STATED GOAL: Without the pictures, write out all the lines below exactly as they appear.

MATERIAL TO PROCESS:
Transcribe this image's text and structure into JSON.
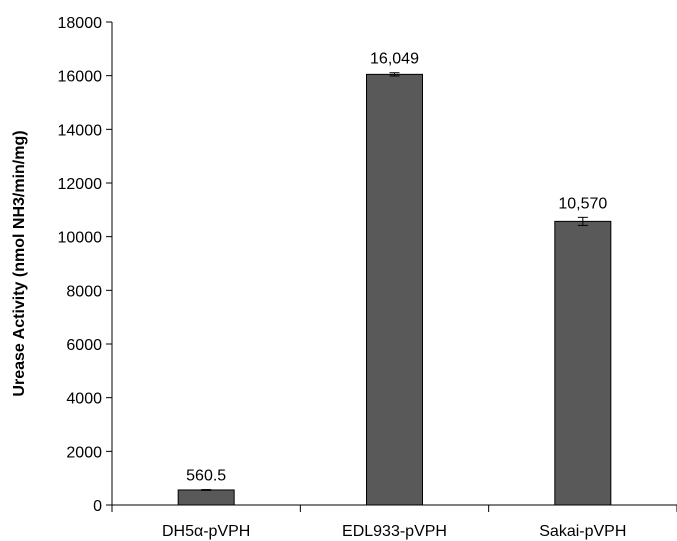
{
  "chart_data": {
    "type": "bar",
    "title": "",
    "xlabel": "",
    "ylabel": "Urease Activity (nmol NH3/min/mg)",
    "categories": [
      "DH5α-pVPH",
      "EDL933-pVPH",
      "Sakai-pVPH"
    ],
    "values": [
      560.5,
      16049,
      10570
    ],
    "data_labels": [
      "560.5",
      "16,049",
      "10,570"
    ],
    "error": [
      15,
      60,
      150
    ],
    "ylim": [
      0,
      18000
    ],
    "yticks": [
      0,
      2000,
      4000,
      6000,
      8000,
      10000,
      12000,
      14000,
      16000,
      18000
    ],
    "ytick_labels": [
      "0",
      "2000",
      "4000",
      "6000",
      "8000",
      "10000",
      "12000",
      "14000",
      "16000",
      "18000"
    ],
    "grid": false,
    "legend": "none",
    "colors": {
      "bar": "#595959",
      "bar_stroke": "#000000",
      "axis": "#000000"
    }
  }
}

PROBLEM SOLUTION:
Transcribe this image's text and structure into JSON.
{
  "chart_data": {
    "type": "bar",
    "title": "",
    "xlabel": "",
    "ylabel": "Urease Activity (nmol NH3/min/mg)",
    "categories": [
      "DH5α-pVPH",
      "EDL933-pVPH",
      "Sakai-pVPH"
    ],
    "values": [
      560.5,
      16049,
      10570
    ],
    "data_labels": [
      "560.5",
      "16,049",
      "10,570"
    ],
    "error": [
      15,
      60,
      150
    ],
    "ylim": [
      0,
      18000
    ],
    "yticks": [
      0,
      2000,
      4000,
      6000,
      8000,
      10000,
      12000,
      14000,
      16000,
      18000
    ],
    "ytick_labels": [
      "0",
      "2000",
      "4000",
      "6000",
      "8000",
      "10000",
      "12000",
      "14000",
      "16000",
      "18000"
    ],
    "grid": false,
    "legend": "none",
    "colors": {
      "bar": "#595959",
      "bar_stroke": "#000000",
      "axis": "#000000"
    }
  }
}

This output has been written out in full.